- [Directive] All of the entries need to be written out again, exactly as they are.

(Data entries)
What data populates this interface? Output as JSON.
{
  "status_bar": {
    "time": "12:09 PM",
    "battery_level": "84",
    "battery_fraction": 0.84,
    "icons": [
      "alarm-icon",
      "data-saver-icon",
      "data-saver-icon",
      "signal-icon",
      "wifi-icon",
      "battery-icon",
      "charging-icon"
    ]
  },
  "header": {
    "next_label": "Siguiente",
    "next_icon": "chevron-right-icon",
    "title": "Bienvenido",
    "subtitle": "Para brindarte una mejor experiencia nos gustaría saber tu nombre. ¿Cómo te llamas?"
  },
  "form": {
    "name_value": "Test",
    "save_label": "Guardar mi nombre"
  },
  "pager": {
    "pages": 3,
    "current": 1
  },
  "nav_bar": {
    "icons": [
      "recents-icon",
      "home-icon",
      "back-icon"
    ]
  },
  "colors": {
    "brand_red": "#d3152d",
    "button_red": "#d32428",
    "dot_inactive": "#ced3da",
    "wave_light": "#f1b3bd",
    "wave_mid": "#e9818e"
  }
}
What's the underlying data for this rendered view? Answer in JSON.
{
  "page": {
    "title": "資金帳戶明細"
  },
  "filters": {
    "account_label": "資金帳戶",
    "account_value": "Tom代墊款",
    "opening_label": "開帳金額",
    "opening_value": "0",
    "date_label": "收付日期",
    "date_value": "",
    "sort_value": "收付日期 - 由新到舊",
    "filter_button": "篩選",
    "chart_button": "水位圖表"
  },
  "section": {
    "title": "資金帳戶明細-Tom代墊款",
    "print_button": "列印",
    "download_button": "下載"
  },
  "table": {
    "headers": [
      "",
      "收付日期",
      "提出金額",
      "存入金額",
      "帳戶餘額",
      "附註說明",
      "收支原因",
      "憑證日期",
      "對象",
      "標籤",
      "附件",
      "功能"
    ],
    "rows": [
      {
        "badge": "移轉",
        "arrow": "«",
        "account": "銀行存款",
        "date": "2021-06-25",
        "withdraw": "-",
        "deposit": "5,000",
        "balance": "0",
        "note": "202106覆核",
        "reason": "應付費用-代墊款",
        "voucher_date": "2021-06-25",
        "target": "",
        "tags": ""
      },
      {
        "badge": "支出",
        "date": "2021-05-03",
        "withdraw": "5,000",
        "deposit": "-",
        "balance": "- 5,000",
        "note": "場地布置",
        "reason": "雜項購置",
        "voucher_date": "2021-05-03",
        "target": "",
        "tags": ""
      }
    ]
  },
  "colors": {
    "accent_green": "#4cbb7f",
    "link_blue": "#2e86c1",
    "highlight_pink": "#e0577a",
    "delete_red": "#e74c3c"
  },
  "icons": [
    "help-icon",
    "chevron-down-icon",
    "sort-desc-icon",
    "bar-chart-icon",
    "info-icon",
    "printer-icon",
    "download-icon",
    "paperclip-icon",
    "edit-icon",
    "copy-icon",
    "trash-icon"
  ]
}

- [Response]
What data populates this interface? Output as JSON.
{
  "status_bar": {
    "time": "12:09 PM",
    "battery_level": "84",
    "battery_fraction": 0.84,
    "icons": [
      "alarm-icon",
      "data-saver-icon",
      "data-saver-icon",
      "signal-icon",
      "wifi-icon",
      "battery-icon",
      "charging-icon"
    ]
  },
  "header": {
    "next_label": "Siguiente",
    "next_icon": "chevron-right-icon",
    "title": "Bienvenido",
    "subtitle": "Para brindarte una mejor experiencia nos gustaría saber tu nombre. ¿Cómo te llamas?"
  },
  "form": {
    "name_value": "Test",
    "save_label": "Guardar mi nombre"
  },
  "pager": {
    "pages": 3,
    "current": 1
  },
  "nav_bar": {
    "icons": [
      "recents-icon",
      "home-icon",
      "back-icon"
    ]
  },
  "colors": {
    "brand_red": "#d3152d",
    "button_red": "#d32428",
    "dot_inactive": "#ced3da",
    "wave_light": "#f1b3bd",
    "wave_mid": "#e9818e"
  }
}
What's the underlying data for this rendered view? Answer in JSON.
{
  "page": {
    "title": "資金帳戶明細"
  },
  "filters": {
    "account_label": "資金帳戶",
    "account_value": "Tom代墊款",
    "opening_label": "開帳金額",
    "opening_value": "0",
    "date_label": "收付日期",
    "date_value": "",
    "sort_value": "收付日期 - 由新到舊",
    "filter_button": "篩選",
    "chart_button": "水位圖表"
  },
  "section": {
    "title": "資金帳戶明細-Tom代墊款",
    "print_button": "列印",
    "download_button": "下載"
  },
  "table": {
    "headers": [
      "",
      "收付日期",
      "提出金額",
      "存入金額",
      "帳戶餘額",
      "附註說明",
      "收支原因",
      "憑證日期",
      "對象",
      "標籤",
      "附件",
      "功能"
    ],
    "rows": [
      {
        "badge": "移轉",
        "arrow": "«",
        "account": "銀行存款",
        "date": "2021-06-25",
        "withdraw": "-",
        "deposit": "5,000",
        "balance": "0",
        "note": "202106覆核",
        "reason": "應付費用-代墊款",
        "voucher_date": "2021-06-25",
        "target": "",
        "tags": ""
      },
      {
        "badge": "支出",
        "date": "2021-05-03",
        "withdraw": "5,000",
        "deposit": "-",
        "balance": "- 5,000",
        "note": "場地布置",
        "reason": "雜項購置",
        "voucher_date": "2021-05-03",
        "target": "",
        "tags": ""
      }
    ]
  },
  "colors": {
    "accent_green": "#4cbb7f",
    "link_blue": "#2e86c1",
    "highlight_pink": "#e0577a",
    "delete_red": "#e74c3c"
  },
  "icons": [
    "help-icon",
    "chevron-down-icon",
    "sort-desc-icon",
    "bar-chart-icon",
    "info-icon",
    "printer-icon",
    "download-icon",
    "paperclip-icon",
    "edit-icon",
    "copy-icon",
    "trash-icon"
  ]
}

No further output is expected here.